■ The exercise ■
Return all of the lines below exactly as they are.

■ Data listing ■
— Begin —

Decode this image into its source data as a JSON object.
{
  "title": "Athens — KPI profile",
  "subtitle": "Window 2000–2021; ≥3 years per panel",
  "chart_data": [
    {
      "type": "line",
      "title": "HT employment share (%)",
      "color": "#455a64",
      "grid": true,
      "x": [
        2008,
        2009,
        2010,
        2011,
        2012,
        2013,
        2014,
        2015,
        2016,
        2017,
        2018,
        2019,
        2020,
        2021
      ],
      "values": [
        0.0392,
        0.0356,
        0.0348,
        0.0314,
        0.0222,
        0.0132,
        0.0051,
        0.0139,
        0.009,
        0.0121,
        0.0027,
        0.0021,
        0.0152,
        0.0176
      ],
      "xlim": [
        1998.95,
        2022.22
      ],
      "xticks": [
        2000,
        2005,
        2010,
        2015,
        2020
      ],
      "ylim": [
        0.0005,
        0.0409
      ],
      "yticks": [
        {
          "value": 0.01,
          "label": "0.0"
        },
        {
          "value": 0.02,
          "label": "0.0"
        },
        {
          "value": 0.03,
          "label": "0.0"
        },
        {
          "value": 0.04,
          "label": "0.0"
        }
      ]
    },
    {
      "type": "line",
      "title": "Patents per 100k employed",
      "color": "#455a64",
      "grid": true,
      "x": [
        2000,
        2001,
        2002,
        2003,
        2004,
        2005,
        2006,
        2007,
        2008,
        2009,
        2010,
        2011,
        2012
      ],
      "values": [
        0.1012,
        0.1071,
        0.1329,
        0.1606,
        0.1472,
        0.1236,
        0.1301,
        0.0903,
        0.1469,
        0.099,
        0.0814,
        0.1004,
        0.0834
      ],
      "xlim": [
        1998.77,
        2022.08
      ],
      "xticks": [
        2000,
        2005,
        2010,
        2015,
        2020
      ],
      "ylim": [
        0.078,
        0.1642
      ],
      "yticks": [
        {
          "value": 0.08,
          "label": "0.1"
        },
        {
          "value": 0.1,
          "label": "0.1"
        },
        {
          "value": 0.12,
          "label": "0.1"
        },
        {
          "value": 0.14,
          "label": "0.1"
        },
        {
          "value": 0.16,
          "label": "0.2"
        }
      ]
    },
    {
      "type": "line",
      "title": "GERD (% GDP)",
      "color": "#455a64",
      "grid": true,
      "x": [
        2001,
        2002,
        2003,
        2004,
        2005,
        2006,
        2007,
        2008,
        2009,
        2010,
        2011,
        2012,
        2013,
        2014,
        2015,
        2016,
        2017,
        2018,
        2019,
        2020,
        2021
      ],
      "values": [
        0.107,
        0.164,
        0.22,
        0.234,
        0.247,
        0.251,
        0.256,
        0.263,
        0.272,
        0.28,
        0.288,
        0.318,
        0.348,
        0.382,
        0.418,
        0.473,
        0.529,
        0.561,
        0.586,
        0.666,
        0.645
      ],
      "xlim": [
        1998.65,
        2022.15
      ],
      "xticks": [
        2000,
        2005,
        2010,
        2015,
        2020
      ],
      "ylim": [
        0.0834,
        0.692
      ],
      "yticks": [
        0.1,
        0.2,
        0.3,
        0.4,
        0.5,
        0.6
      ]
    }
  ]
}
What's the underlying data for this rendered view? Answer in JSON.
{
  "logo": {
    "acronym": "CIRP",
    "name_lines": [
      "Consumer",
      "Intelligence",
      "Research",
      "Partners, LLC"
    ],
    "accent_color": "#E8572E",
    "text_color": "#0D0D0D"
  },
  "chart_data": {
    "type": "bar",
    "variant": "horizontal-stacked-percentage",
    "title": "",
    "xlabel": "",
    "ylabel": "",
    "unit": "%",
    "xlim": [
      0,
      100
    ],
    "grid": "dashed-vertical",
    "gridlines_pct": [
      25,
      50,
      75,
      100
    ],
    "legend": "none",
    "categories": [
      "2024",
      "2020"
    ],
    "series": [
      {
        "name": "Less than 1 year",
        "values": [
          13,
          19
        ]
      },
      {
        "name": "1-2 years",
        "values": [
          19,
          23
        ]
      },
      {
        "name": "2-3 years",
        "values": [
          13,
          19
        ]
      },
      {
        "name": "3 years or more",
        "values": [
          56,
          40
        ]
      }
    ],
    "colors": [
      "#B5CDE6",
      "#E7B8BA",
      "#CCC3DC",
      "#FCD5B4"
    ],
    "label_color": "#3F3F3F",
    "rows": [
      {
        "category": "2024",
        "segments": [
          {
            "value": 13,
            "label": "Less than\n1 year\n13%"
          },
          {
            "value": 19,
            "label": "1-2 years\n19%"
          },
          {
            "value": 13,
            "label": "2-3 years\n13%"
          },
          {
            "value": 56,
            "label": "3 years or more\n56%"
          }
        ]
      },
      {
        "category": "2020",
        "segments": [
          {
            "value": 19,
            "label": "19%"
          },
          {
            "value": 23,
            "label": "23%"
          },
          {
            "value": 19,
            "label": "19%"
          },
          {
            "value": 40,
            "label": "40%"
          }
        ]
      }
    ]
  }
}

— End —

■ Completed exercise ■
Decode this image into its source data as a JSON object.
{
  "title": "Athens — KPI profile",
  "subtitle": "Window 2000–2021; ≥3 years per panel",
  "chart_data": [
    {
      "type": "line",
      "title": "HT employment share (%)",
      "color": "#455a64",
      "grid": true,
      "x": [
        2008,
        2009,
        2010,
        2011,
        2012,
        2013,
        2014,
        2015,
        2016,
        2017,
        2018,
        2019,
        2020,
        2021
      ],
      "values": [
        0.0392,
        0.0356,
        0.0348,
        0.0314,
        0.0222,
        0.0132,
        0.0051,
        0.0139,
        0.009,
        0.0121,
        0.0027,
        0.0021,
        0.0152,
        0.0176
      ],
      "xlim": [
        1998.95,
        2022.22
      ],
      "xticks": [
        2000,
        2005,
        2010,
        2015,
        2020
      ],
      "ylim": [
        0.0005,
        0.0409
      ],
      "yticks": [
        {
          "value": 0.01,
          "label": "0.0"
        },
        {
          "value": 0.02,
          "label": "0.0"
        },
        {
          "value": 0.03,
          "label": "0.0"
        },
        {
          "value": 0.04,
          "label": "0.0"
        }
      ]
    },
    {
      "type": "line",
      "title": "Patents per 100k employed",
      "color": "#455a64",
      "grid": true,
      "x": [
        2000,
        2001,
        2002,
        2003,
        2004,
        2005,
        2006,
        2007,
        2008,
        2009,
        2010,
        2011,
        2012
      ],
      "values": [
        0.1012,
        0.1071,
        0.1329,
        0.1606,
        0.1472,
        0.1236,
        0.1301,
        0.0903,
        0.1469,
        0.099,
        0.0814,
        0.1004,
        0.0834
      ],
      "xlim": [
        1998.77,
        2022.08
      ],
      "xticks": [
        2000,
        2005,
        2010,
        2015,
        2020
      ],
      "ylim": [
        0.078,
        0.1642
      ],
      "yticks": [
        {
          "value": 0.08,
          "label": "0.1"
        },
        {
          "value": 0.1,
          "label": "0.1"
        },
        {
          "value": 0.12,
          "label": "0.1"
        },
        {
          "value": 0.14,
          "label": "0.1"
        },
        {
          "value": 0.16,
          "label": "0.2"
        }
      ]
    },
    {
      "type": "line",
      "title": "GERD (% GDP)",
      "color": "#455a64",
      "grid": true,
      "x": [
        2001,
        2002,
        2003,
        2004,
        2005,
        2006,
        2007,
        2008,
        2009,
        2010,
        2011,
        2012,
        2013,
        2014,
        2015,
        2016,
        2017,
        2018,
        2019,
        2020,
        2021
      ],
      "values": [
        0.107,
        0.164,
        0.22,
        0.234,
        0.247,
        0.251,
        0.256,
        0.263,
        0.272,
        0.28,
        0.288,
        0.318,
        0.348,
        0.382,
        0.418,
        0.473,
        0.529,
        0.561,
        0.586,
        0.666,
        0.645
      ],
      "xlim": [
        1998.65,
        2022.15
      ],
      "xticks": [
        2000,
        2005,
        2010,
        2015,
        2020
      ],
      "ylim": [
        0.0834,
        0.692
      ],
      "yticks": [
        0.1,
        0.2,
        0.3,
        0.4,
        0.5,
        0.6
      ]
    }
  ]
}
What's the underlying data for this rendered view? Answer in JSON.
{
  "logo": {
    "acronym": "CIRP",
    "name_lines": [
      "Consumer",
      "Intelligence",
      "Research",
      "Partners, LLC"
    ],
    "accent_color": "#E8572E",
    "text_color": "#0D0D0D"
  },
  "chart_data": {
    "type": "bar",
    "variant": "horizontal-stacked-percentage",
    "title": "",
    "xlabel": "",
    "ylabel": "",
    "unit": "%",
    "xlim": [
      0,
      100
    ],
    "grid": "dashed-vertical",
    "gridlines_pct": [
      25,
      50,
      75,
      100
    ],
    "legend": "none",
    "categories": [
      "2024",
      "2020"
    ],
    "series": [
      {
        "name": "Less than 1 year",
        "values": [
          13,
          19
        ]
      },
      {
        "name": "1-2 years",
        "values": [
          19,
          23
        ]
      },
      {
        "name": "2-3 years",
        "values": [
          13,
          19
        ]
      },
      {
        "name": "3 years or more",
        "values": [
          56,
          40
        ]
      }
    ],
    "colors": [
      "#B5CDE6",
      "#E7B8BA",
      "#CCC3DC",
      "#FCD5B4"
    ],
    "label_color": "#3F3F3F",
    "rows": [
      {
        "category": "2024",
        "segments": [
          {
            "value": 13,
            "label": "Less than\n1 year\n13%"
          },
          {
            "value": 19,
            "label": "1-2 years\n19%"
          },
          {
            "value": 13,
            "label": "2-3 years\n13%"
          },
          {
            "value": 56,
            "label": "3 years or more\n56%"
          }
        ]
      },
      {
        "category": "2020",
        "segments": [
          {
            "value": 19,
            "label": "19%"
          },
          {
            "value": 23,
            "label": "23%"
          },
          {
            "value": 19,
            "label": "19%"
          },
          {
            "value": 40,
            "label": "40%"
          }
        ]
      }
    ]
  }
}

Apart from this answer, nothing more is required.